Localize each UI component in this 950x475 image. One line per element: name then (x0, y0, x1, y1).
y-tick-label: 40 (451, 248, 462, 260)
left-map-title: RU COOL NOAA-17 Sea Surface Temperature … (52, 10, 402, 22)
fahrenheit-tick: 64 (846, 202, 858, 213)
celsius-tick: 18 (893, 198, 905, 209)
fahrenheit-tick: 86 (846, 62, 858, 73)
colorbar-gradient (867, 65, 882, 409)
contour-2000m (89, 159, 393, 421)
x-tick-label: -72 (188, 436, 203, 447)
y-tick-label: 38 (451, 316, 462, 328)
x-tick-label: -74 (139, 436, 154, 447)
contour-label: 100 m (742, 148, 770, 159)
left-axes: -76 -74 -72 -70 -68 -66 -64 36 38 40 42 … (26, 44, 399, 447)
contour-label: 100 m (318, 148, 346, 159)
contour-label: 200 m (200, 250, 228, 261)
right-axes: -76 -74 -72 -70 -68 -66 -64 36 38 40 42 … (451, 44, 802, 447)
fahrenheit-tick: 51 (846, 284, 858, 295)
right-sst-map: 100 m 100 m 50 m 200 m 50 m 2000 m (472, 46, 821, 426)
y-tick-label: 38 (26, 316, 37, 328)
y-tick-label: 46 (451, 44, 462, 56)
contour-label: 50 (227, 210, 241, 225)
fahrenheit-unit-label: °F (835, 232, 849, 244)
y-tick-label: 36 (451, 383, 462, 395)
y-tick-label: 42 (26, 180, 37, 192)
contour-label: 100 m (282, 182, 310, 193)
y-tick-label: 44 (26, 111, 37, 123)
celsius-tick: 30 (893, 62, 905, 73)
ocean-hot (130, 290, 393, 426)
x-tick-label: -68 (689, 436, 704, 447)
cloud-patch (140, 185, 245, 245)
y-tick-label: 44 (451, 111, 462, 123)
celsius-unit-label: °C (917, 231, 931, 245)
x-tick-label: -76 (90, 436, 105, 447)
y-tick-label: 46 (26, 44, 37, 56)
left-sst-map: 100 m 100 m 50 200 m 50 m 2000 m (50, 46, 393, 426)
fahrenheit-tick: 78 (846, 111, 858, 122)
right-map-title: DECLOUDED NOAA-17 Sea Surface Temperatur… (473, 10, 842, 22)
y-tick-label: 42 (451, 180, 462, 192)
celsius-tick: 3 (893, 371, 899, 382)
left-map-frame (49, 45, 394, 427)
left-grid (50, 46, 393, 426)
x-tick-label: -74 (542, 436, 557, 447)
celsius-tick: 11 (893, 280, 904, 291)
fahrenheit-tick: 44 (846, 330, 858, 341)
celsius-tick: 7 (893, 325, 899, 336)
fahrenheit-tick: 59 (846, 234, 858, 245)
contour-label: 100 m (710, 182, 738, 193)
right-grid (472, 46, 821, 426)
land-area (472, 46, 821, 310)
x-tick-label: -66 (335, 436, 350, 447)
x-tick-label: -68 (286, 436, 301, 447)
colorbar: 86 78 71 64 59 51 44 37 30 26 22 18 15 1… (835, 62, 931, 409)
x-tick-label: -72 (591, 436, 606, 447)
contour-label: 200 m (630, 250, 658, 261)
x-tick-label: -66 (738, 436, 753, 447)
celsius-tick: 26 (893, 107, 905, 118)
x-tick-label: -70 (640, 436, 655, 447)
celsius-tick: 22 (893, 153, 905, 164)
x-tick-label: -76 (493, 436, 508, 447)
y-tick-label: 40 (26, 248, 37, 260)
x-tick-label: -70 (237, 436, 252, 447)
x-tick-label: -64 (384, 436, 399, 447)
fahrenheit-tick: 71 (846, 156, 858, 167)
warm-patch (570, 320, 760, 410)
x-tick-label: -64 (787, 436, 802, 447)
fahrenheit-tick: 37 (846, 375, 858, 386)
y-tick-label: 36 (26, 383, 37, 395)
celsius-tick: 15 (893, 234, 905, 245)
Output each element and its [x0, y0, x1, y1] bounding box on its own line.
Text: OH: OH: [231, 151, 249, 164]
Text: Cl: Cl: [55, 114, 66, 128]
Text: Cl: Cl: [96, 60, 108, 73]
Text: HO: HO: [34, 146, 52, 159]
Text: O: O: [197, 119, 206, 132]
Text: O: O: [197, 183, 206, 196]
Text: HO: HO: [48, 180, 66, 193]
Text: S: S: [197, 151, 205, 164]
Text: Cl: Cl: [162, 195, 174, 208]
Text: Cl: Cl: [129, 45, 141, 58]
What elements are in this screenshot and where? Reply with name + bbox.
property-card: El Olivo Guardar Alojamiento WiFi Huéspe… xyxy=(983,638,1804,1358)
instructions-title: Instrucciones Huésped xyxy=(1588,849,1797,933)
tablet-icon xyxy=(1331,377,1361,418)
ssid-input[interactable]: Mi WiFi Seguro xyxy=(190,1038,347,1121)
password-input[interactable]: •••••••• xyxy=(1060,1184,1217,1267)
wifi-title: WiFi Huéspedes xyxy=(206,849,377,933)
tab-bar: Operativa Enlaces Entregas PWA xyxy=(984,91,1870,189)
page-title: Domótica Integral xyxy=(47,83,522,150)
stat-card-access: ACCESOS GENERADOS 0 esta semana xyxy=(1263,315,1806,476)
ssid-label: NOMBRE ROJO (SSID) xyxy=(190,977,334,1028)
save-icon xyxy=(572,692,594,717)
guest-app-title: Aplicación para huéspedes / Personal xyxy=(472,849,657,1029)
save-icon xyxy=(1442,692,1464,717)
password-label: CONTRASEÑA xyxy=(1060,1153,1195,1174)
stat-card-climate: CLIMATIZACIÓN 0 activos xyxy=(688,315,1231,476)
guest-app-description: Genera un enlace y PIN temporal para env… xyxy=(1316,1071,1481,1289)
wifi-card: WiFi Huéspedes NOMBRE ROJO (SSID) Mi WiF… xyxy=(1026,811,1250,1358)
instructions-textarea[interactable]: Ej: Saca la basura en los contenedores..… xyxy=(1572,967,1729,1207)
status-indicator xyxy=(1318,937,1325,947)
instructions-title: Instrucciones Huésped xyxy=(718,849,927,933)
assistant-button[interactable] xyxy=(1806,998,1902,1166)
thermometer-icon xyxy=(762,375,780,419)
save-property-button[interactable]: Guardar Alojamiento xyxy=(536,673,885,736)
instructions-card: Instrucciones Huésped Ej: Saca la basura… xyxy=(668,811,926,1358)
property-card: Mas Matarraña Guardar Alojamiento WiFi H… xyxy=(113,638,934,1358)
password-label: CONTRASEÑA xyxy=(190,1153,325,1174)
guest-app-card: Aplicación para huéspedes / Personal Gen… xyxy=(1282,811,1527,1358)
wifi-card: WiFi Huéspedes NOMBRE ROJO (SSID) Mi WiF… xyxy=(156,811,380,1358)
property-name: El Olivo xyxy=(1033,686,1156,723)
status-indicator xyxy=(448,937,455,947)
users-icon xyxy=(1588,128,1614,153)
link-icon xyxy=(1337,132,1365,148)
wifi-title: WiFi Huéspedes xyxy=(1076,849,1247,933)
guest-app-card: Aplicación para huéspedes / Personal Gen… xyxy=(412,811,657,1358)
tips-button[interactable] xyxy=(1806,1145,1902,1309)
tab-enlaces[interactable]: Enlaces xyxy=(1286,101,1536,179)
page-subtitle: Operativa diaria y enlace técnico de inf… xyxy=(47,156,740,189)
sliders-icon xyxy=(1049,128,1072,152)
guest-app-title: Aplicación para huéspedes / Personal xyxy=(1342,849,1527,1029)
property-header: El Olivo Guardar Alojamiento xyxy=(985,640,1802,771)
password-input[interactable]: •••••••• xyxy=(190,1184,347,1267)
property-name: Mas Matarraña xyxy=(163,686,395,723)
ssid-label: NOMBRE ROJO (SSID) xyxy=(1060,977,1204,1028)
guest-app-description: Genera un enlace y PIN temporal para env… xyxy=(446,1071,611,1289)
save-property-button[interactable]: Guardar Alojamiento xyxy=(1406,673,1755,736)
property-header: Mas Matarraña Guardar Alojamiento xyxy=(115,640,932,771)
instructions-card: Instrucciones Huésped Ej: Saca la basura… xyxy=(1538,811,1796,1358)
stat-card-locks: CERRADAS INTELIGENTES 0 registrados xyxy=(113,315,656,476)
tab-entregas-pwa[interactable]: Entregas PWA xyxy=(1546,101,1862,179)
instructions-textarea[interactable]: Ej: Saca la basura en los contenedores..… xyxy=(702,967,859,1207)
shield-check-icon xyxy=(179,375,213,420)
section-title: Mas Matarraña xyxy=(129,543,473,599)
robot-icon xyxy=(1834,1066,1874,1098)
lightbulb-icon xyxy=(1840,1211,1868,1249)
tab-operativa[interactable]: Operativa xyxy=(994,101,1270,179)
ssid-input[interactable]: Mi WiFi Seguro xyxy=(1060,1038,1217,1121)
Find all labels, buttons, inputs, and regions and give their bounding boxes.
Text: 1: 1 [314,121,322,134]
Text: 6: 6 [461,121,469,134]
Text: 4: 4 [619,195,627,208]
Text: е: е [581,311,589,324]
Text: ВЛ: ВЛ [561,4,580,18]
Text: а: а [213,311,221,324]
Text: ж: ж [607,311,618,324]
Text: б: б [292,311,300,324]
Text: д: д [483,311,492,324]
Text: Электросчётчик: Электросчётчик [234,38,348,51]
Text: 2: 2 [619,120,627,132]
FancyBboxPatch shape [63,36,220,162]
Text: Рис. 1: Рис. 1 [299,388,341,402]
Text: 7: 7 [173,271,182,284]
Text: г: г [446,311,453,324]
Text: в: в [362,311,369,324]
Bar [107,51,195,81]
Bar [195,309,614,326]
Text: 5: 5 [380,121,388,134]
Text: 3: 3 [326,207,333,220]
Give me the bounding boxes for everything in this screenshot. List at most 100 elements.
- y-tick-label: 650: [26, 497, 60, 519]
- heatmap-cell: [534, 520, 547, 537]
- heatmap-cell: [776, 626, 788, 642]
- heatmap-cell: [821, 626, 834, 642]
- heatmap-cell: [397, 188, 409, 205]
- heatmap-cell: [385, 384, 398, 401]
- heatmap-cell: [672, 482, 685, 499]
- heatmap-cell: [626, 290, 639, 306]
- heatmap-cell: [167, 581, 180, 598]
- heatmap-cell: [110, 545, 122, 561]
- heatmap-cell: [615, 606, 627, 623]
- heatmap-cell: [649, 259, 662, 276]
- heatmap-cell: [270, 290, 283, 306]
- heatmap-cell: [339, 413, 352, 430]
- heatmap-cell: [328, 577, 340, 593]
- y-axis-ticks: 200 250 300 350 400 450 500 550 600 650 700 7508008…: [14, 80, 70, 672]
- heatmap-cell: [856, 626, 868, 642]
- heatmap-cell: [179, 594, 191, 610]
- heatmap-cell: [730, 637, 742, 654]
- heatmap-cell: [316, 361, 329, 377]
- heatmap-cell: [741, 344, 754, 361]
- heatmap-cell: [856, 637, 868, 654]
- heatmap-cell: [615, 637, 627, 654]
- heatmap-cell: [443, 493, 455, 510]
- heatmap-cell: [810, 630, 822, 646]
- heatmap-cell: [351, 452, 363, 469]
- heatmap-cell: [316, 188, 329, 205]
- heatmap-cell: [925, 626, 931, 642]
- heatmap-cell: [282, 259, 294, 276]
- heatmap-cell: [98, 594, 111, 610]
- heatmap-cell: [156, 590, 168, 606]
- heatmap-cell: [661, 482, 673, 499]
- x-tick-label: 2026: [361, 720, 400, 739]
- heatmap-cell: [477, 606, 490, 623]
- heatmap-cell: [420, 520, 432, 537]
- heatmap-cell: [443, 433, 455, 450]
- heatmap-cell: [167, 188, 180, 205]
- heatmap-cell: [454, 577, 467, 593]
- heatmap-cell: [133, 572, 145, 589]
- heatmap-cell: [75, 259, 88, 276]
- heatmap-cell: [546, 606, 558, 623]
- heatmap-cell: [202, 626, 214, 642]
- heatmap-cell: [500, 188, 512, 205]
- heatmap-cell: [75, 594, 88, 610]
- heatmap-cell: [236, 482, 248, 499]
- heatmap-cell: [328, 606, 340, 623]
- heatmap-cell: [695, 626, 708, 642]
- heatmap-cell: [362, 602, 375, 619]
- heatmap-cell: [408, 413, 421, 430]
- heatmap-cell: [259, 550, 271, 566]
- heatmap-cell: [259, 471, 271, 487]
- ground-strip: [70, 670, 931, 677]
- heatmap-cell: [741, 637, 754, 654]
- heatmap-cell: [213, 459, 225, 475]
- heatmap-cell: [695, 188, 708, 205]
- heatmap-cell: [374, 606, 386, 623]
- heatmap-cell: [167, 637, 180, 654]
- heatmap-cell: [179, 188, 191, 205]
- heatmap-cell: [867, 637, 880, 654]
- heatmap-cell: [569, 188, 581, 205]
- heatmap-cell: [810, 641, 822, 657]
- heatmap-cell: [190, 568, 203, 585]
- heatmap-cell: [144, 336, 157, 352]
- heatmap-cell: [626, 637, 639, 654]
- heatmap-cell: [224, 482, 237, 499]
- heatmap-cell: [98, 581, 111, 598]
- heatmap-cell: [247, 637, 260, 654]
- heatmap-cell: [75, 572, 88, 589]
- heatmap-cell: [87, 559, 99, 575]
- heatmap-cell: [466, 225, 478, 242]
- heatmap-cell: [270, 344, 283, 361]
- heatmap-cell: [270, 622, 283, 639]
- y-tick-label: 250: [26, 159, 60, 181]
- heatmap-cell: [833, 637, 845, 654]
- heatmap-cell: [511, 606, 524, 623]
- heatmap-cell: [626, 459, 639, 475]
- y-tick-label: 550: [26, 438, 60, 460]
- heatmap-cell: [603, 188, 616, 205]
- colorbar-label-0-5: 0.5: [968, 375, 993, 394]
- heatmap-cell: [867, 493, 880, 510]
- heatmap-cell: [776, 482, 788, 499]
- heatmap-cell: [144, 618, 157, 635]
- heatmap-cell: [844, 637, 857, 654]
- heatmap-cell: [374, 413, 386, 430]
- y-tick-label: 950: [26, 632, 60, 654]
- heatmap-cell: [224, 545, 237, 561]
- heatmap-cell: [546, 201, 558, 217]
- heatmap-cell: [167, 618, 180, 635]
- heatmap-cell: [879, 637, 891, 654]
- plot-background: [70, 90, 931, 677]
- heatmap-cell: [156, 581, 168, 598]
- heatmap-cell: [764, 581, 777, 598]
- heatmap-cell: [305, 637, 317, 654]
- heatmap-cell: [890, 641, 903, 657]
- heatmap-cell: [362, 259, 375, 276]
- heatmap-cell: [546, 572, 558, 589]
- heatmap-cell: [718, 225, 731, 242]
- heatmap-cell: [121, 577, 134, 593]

^^^^^^^^

### Short exercise
Edit the lines from the beginning through the line containing "y-tick-label: 38 (451, 316, 462, 328)" so that every "fahrenheit-tick" becomes "f-scale-tick", keeping all else unchanged, and give only those lines.

### The completed task
Localize each UI component in this 950x475 image. One line per element: name then (x0, y0, x1, y1).
y-tick-label: 40 (451, 248, 462, 260)
left-map-title: RU COOL NOAA-17 Sea Surface Temperature … (52, 10, 402, 22)
f-scale-tick: 64 (846, 202, 858, 213)
celsius-tick: 18 (893, 198, 905, 209)
f-scale-tick: 86 (846, 62, 858, 73)
colorbar-gradient (867, 65, 882, 409)
contour-2000m (89, 159, 393, 421)
x-tick-label: -72 (188, 436, 203, 447)
y-tick-label: 38 (451, 316, 462, 328)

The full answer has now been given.